- [TASK OBJECTIVE] An exact reprint of the data below is required, line for line.

Items from a document page collection
────────

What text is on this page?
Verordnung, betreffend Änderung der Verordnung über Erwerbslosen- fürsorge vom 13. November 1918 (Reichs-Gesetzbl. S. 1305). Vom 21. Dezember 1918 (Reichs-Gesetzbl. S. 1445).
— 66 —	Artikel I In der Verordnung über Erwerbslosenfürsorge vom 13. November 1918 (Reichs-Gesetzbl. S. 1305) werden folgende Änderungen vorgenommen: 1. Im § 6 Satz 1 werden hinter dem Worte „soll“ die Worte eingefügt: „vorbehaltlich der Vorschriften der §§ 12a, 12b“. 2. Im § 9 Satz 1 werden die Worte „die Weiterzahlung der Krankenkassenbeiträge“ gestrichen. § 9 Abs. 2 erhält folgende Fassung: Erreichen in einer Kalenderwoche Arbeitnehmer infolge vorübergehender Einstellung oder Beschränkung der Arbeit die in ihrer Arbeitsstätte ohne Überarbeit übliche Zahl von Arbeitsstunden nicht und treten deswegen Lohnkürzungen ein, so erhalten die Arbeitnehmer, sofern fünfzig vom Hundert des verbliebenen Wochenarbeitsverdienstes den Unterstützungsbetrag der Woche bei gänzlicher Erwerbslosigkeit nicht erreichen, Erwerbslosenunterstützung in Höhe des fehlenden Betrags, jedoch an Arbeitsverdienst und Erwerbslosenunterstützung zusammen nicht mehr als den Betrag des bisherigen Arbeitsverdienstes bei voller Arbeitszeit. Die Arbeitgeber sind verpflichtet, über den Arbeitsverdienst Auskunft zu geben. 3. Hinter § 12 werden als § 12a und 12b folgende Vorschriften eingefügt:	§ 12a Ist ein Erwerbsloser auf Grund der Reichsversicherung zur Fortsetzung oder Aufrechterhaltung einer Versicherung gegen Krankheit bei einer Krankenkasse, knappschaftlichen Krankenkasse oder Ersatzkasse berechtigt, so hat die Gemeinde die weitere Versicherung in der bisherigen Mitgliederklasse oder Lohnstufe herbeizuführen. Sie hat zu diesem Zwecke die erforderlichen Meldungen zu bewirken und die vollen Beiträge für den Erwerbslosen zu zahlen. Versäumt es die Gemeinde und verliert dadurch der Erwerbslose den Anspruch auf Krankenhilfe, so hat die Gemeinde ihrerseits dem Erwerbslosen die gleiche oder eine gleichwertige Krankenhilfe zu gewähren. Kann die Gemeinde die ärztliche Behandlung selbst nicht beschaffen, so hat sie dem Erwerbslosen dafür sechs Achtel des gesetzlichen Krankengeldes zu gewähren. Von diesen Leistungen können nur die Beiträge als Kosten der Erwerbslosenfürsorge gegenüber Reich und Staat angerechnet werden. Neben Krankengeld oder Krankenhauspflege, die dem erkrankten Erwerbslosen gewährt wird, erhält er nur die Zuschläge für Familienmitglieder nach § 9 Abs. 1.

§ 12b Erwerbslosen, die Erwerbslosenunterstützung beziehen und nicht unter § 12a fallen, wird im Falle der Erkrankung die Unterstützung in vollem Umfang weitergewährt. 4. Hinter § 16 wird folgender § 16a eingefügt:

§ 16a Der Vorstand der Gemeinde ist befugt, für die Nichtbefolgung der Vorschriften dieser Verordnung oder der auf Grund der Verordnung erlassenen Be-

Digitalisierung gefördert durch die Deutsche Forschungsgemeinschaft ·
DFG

────────

- [OUTPUT BELOW]
What text is on this page?
Verordnung, betreffend Änderung der Verordnung über Erwerbslosen- fürsorge vom 13. November 1918 (Reichs-Gesetzbl. S. 1305). Vom 21. Dezember 1918 (Reichs-Gesetzbl. S. 1445).
— 66 —	Artikel I In der Verordnung über Erwerbslosenfürsorge vom 13. November 1918 (Reichs-Gesetzbl. S. 1305) werden folgende Änderungen vorgenommen: 1. Im § 6 Satz 1 werden hinter dem Worte „soll“ die Worte eingefügt: „vorbehaltlich der Vorschriften der §§ 12a, 12b“. 2. Im § 9 Satz 1 werden die Worte „die Weiterzahlung der Krankenkassenbeiträge“ gestrichen. § 9 Abs. 2 erhält folgende Fassung: Erreichen in einer Kalenderwoche Arbeitnehmer infolge vorübergehender Einstellung oder Beschränkung der Arbeit die in ihrer Arbeitsstätte ohne Überarbeit übliche Zahl von Arbeitsstunden nicht und treten deswegen Lohnkürzungen ein, so erhalten die Arbeitnehmer, sofern fünfzig vom Hundert des verbliebenen Wochenarbeitsverdienstes den Unterstützungsbetrag der Woche bei gänzlicher Erwerbslosigkeit nicht erreichen, Erwerbslosenunterstützung in Höhe des fehlenden Betrags, jedoch an Arbeitsverdienst und Erwerbslosenunterstützung zusammen nicht mehr als den Betrag des bisherigen Arbeitsverdienstes bei voller Arbeitszeit. Die Arbeitgeber sind verpflichtet, über den Arbeitsverdienst Auskunft zu geben. 3. Hinter § 12 werden als § 12a und 12b folgende Vorschriften eingefügt:	§ 12a Ist ein Erwerbsloser auf Grund der Reichsversicherung zur Fortsetzung oder Aufrechterhaltung einer Versicherung gegen Krankheit bei einer Krankenkasse, knappschaftlichen Krankenkasse oder Ersatzkasse berechtigt, so hat die Gemeinde die weitere Versicherung in der bisherigen Mitgliederklasse oder Lohnstufe herbeizuführen. Sie hat zu diesem Zwecke die erforderlichen Meldungen zu bewirken und die vollen Beiträge für den Erwerbslosen zu zahlen. Versäumt es die Gemeinde und verliert dadurch der Erwerbslose den Anspruch auf Krankenhilfe, so hat die Gemeinde ihrerseits dem Erwerbslosen die gleiche oder eine gleichwertige Krankenhilfe zu gewähren. Kann die Gemeinde die ärztliche Behandlung selbst nicht beschaffen, so hat sie dem Erwerbslosen dafür sechs Achtel des gesetzlichen Krankengeldes zu gewähren. Von diesen Leistungen können nur die Beiträge als Kosten der Erwerbslosenfürsorge gegenüber Reich und Staat angerechnet werden. Neben Krankengeld oder Krankenhauspflege, die dem erkrankten Erwerbslosen gewährt wird, erhält er nur die Zuschläge für Familienmitglieder nach § 9 Abs. 1.

§ 12b Erwerbslosen, die Erwerbslosenunterstützung beziehen und nicht unter § 12a fallen, wird im Falle der Erkrankung die Unterstützung in vollem Umfang weitergewährt. 4. Hinter § 16 wird folgender § 16a eingefügt:

§ 16a Der Vorstand der Gemeinde ist befugt, für die Nichtbefolgung der Vorschriften dieser Verordnung oder der auf Grund der Verordnung erlassenen Be-

Digitalisierung gefördert durch die Deutsche Forschungsgemeinschaft ·
DFG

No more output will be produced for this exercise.